■ WORK INSTRUCTIONS ■
Output all entries verbatim. Skip pictures.
-*-
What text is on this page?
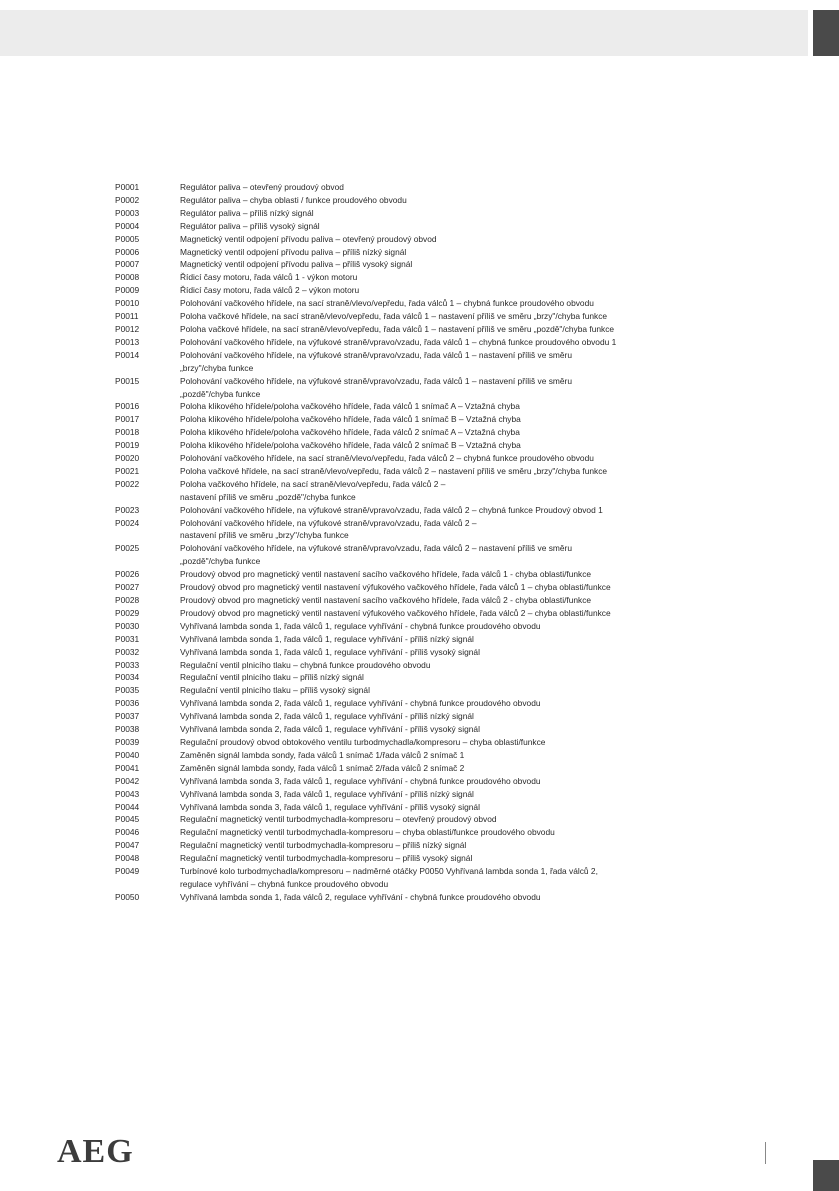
P0001	Regulátor paliva – otevřený proudový obvod
P0002	Regulátor paliva – chyba oblasti / funkce proudového obvodu
P0003	Regulátor paliva – příliš nízký signál
P0004	Regulátor paliva – příliš vysoký signál
P0005	Magnetický ventil odpojení přívodu paliva – otevřený proudový obvod
P0006	Magnetický ventil odpojení přívodu paliva – příliš nízký signál
P0007	Magnetický ventil odpojení přívodu paliva – příliš vysoký signál
P0008	Řídicí časy motoru, řada válců 1 - výkon motoru
P0009	Řídicí časy motoru, řada válců 2 – výkon motoru
P0010	Polohování vačkového hřídele, na sací straně/vlevo/vepředu, řada válců 1 – chybná funkce proudového obvodu
P0011	Poloha vačkové hřídele, na sací straně/vlevo/vepředu, řada válců 1 – nastavení příliš ve směru „brzy"/chyba funkce
P0012	Poloha vačkové hřídele, na sací straně/vlevo/vepředu, řada válců 1 – nastavení příliš ve směru „pozdě"/chyba funkce
P0013	Polohování vačkového hřídele, na výfukové straně/vpravo/vzadu, řada válců 1 – chybná funkce proudového obvodu 1
P0014	Polohování vačkového hřídele, na výfukové straně/vpravo/vzadu, řada válců 1 – nastavení příliš ve směru
„brzy"/chyba funkce
P0015	Polohování vačkového hřídele, na výfukové straně/vpravo/vzadu, řada válců 1 – nastavení příliš ve směru
„pozdě"/chyba funkce
P0016	Poloha klikového hřídele/poloha vačkového hřídele, řada válců 1 snímač A – Vztažná chyba
P0017	Poloha klikového hřídele/poloha vačkového hřídele, řada válců 1 snímač B – Vztažná chyba
P0018	Poloha klikového hřídele/poloha vačkového hřídele, řada válců 2 snímač A – Vztažná chyba
P0019	Poloha klikového hřídele/poloha vačkového hřídele, řada válců 2 snímač B – Vztažná chyba
P0020	Polohování vačkového hřídele, na sací straně/vlevo/vepředu, řada válců 2 – chybná funkce proudového obvodu
P0021	Poloha vačkové hřídele, na sací straně/vlevo/vepředu, řada válců 2 – nastavení příliš ve směru „brzy"/chyba funkce
P0022	Poloha vačkového hřídele, na sací straně/vlevo/vepředu, řada válců 2 –
nastavení příliš ve směru „pozdě"/chyba funkce
P0023	Polohování vačkového hřídele, na výfukové straně/vpravo/vzadu, řada válců 2 – chybná funkce Proudový obvod 1
P0024	Polohování vačkového hřídele, na výfukové straně/vpravo/vzadu, řada válců 2 –
nastavení příliš ve směru „brzy"/chyba funkce
P0025	Polohování vačkového hřídele, na výfukové straně/vpravo/vzadu, řada válců 2 – nastavení příliš ve směru
„pozdě"/chyba funkce
P0026	Proudový obvod pro magnetický ventil nastavení sacího vačkového hřídele, řada válců 1 - chyba oblasti/funkce
P0027	Proudový obvod pro magnetický ventil nastavení výfukového vačkového hřídele, řada válců 1 – chyba oblasti/funkce
P0028	Proudový obvod pro magnetický ventil nastavení sacího vačkového hřídele, řada válců 2 - chyba oblasti/funkce
P0029	Proudový obvod pro magnetický ventil nastavení výfukového vačkového hřídele, řada válců 2 – chyba oblasti/funkce
P0030	Vyhřívaná lambda sonda 1, řada válců 1, regulace vyhřívání - chybná funkce proudového obvodu
P0031	Vyhřívaná lambda sonda 1, řada válců 1, regulace vyhřívání - příliš nízký signál
P0032	Vyhřívaná lambda sonda 1, řada válců 1, regulace vyhřívání - příliš vysoký signál
P0033	Regulační ventil plnicího tlaku – chybná funkce proudového obvodu
P0034	Regulační ventil plnicího tlaku – příliš nízký signál
P0035	Regulační ventil plnicího tlaku – příliš vysoký signál
P0036	Vyhřívaná lambda sonda 2, řada válců 1, regulace vyhřívání - chybná funkce proudového obvodu
P0037	Vyhřívaná lambda sonda 2, řada válců 1, regulace vyhřívání - příliš nízký signál
P0038	Vyhřívaná lambda sonda 2, řada válců 1, regulace vyhřívání - příliš vysoký signál
P0039	Regulační proudový obvod obtokového ventilu turbodmychadla/kompresoru – chyba oblasti/funkce
P0040	Zaměněn signál lambda sondy, řada válců 1 snímač 1/řada válců 2 snímač 1
P0041	Zaměněn signál lambda sondy, řada válců 1 snímač 2/řada válců 2 snímač 2
P0042	Vyhřívaná lambda sonda 3, řada válců 1, regulace vyhřívání - chybná funkce proudového obvodu
P0043	Vyhřívaná lambda sonda 3, řada válců 1, regulace vyhřívání - příliš nízký signál
P0044	Vyhřívaná lambda sonda 3, řada válců 1, regulace vyhřívání - příliš vysoký signál
P0045	Regulační magnetický ventil turbodmychadla-kompresoru – otevřený proudový obvod
P0046	Regulační magnetický ventil turbodmychadla-kompresoru – chyba oblasti/funkce proudového obvodu
P0047	Regulační magnetický ventil turbodmychadla-kompresoru – příliš nízký signál
P0048	Regulační magnetický ventil turbodmychadla-kompresoru – příliš vysoký signál
P0049	Turbínové kolo turbodmychadla/kompresoru – nadměrné otáčky P0050 Vyhřívaná lambda sonda 1, řada válců 2,
regulace vyhřívání – chybná funkce proudového obvodu
P0050	Vyhřívaná lambda sonda 1, řada válců 2, regulace vyhřívání - chybná funkce proudového obvodu
AEG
-*-
■ EXERCISE OUTPUT ■
What text is on this page?
P0001	Regulátor paliva – otevřený proudový obvod
P0002	Regulátor paliva – chyba oblasti / funkce proudového obvodu
P0003	Regulátor paliva – příliš nízký signál
P0004	Regulátor paliva – příliš vysoký signál
P0005	Magnetický ventil odpojení přívodu paliva – otevřený proudový obvod
P0006	Magnetický ventil odpojení přívodu paliva – příliš nízký signál
P0007	Magnetický ventil odpojení přívodu paliva – příliš vysoký signál
P0008	Řídicí časy motoru, řada válců 1 - výkon motoru
P0009	Řídicí časy motoru, řada válců 2 – výkon motoru
P0010	Polohování vačkového hřídele, na sací straně/vlevo/vepředu, řada válců 1 – chybná funkce proudového obvodu
P0011	Poloha vačkové hřídele, na sací straně/vlevo/vepředu, řada válců 1 – nastavení příliš ve směru „brzy"/chyba funkce
P0012	Poloha vačkové hřídele, na sací straně/vlevo/vepředu, řada válců 1 – nastavení příliš ve směru „pozdě"/chyba funkce
P0013	Polohování vačkového hřídele, na výfukové straně/vpravo/vzadu, řada válců 1 – chybná funkce proudového obvodu 1
P0014	Polohování vačkového hřídele, na výfukové straně/vpravo/vzadu, řada válců 1 – nastavení příliš ve směru
„brzy"/chyba funkce
P0015	Polohování vačkového hřídele, na výfukové straně/vpravo/vzadu, řada válců 1 – nastavení příliš ve směru
„pozdě"/chyba funkce
P0016	Poloha klikového hřídele/poloha vačkového hřídele, řada válců 1 snímač A – Vztažná chyba
P0017	Poloha klikového hřídele/poloha vačkového hřídele, řada válců 1 snímač B – Vztažná chyba
P0018	Poloha klikového hřídele/poloha vačkového hřídele, řada válců 2 snímač A – Vztažná chyba
P0019	Poloha klikového hřídele/poloha vačkového hřídele, řada válců 2 snímač B – Vztažná chyba
P0020	Polohování vačkového hřídele, na sací straně/vlevo/vepředu, řada válců 2 – chybná funkce proudového obvodu
P0021	Poloha vačkové hřídele, na sací straně/vlevo/vepředu, řada válců 2 – nastavení příliš ve směru „brzy"/chyba funkce
P0022	Poloha vačkového hřídele, na sací straně/vlevo/vepředu, řada válců 2 –
nastavení příliš ve směru „pozdě"/chyba funkce
P0023	Polohování vačkového hřídele, na výfukové straně/vpravo/vzadu, řada válců 2 – chybná funkce Proudový obvod 1
P0024	Polohování vačkového hřídele, na výfukové straně/vpravo/vzadu, řada válců 2 –
nastavení příliš ve směru „brzy"/chyba funkce
P0025	Polohování vačkového hřídele, na výfukové straně/vpravo/vzadu, řada válců 2 – nastavení příliš ve směru
„pozdě"/chyba funkce
P0026	Proudový obvod pro magnetický ventil nastavení sacího vačkového hřídele, řada válců 1 - chyba oblasti/funkce
P0027	Proudový obvod pro magnetický ventil nastavení výfukového vačkového hřídele, řada válců 1 – chyba oblasti/funkce
P0028	Proudový obvod pro magnetický ventil nastavení sacího vačkového hřídele, řada válců 2 - chyba oblasti/funkce
P0029	Proudový obvod pro magnetický ventil nastavení výfukového vačkového hřídele, řada válců 2 – chyba oblasti/funkce
P0030	Vyhřívaná lambda sonda 1, řada válců 1, regulace vyhřívání - chybná funkce proudového obvodu
P0031	Vyhřívaná lambda sonda 1, řada válců 1, regulace vyhřívání - příliš nízký signál
P0032	Vyhřívaná lambda sonda 1, řada válců 1, regulace vyhřívání - příliš vysoký signál
P0033	Regulační ventil plnicího tlaku – chybná funkce proudového obvodu
P0034	Regulační ventil plnicího tlaku – příliš nízký signál
P0035	Regulační ventil plnicího tlaku – příliš vysoký signál
P0036	Vyhřívaná lambda sonda 2, řada válců 1, regulace vyhřívání - chybná funkce proudového obvodu
P0037	Vyhřívaná lambda sonda 2, řada válců 1, regulace vyhřívání - příliš nízký signál
P0038	Vyhřívaná lambda sonda 2, řada válců 1, regulace vyhřívání - příliš vysoký signál
P0039	Regulační proudový obvod obtokového ventilu turbodmychadla/kompresoru – chyba oblasti/funkce
P0040	Zaměněn signál lambda sondy, řada válců 1 snímač 1/řada válců 2 snímač 1
P0041	Zaměněn signál lambda sondy, řada válců 1 snímač 2/řada válců 2 snímač 2
P0042	Vyhřívaná lambda sonda 3, řada válců 1, regulace vyhřívání - chybná funkce proudového obvodu
P0043	Vyhřívaná lambda sonda 3, řada válců 1, regulace vyhřívání - příliš nízký signál
P0044	Vyhřívaná lambda sonda 3, řada válců 1, regulace vyhřívání - příliš vysoký signál
P0045	Regulační magnetický ventil turbodmychadla-kompresoru – otevřený proudový obvod
P0046	Regulační magnetický ventil turbodmychadla-kompresoru – chyba oblasti/funkce proudového obvodu
P0047	Regulační magnetický ventil turbodmychadla-kompresoru – příliš nízký signál
P0048	Regulační magnetický ventil turbodmychadla-kompresoru – příliš vysoký signál
P0049	Turbínové kolo turbodmychadla/kompresoru – nadměrné otáčky P0050 Vyhřívaná lambda sonda 1, řada válců 2,
regulace vyhřívání – chybná funkce proudového obvodu
P0050	Vyhřívaná lambda sonda 1, řada válců 2, regulace vyhřívání - chybná funkce proudového obvodu
AEG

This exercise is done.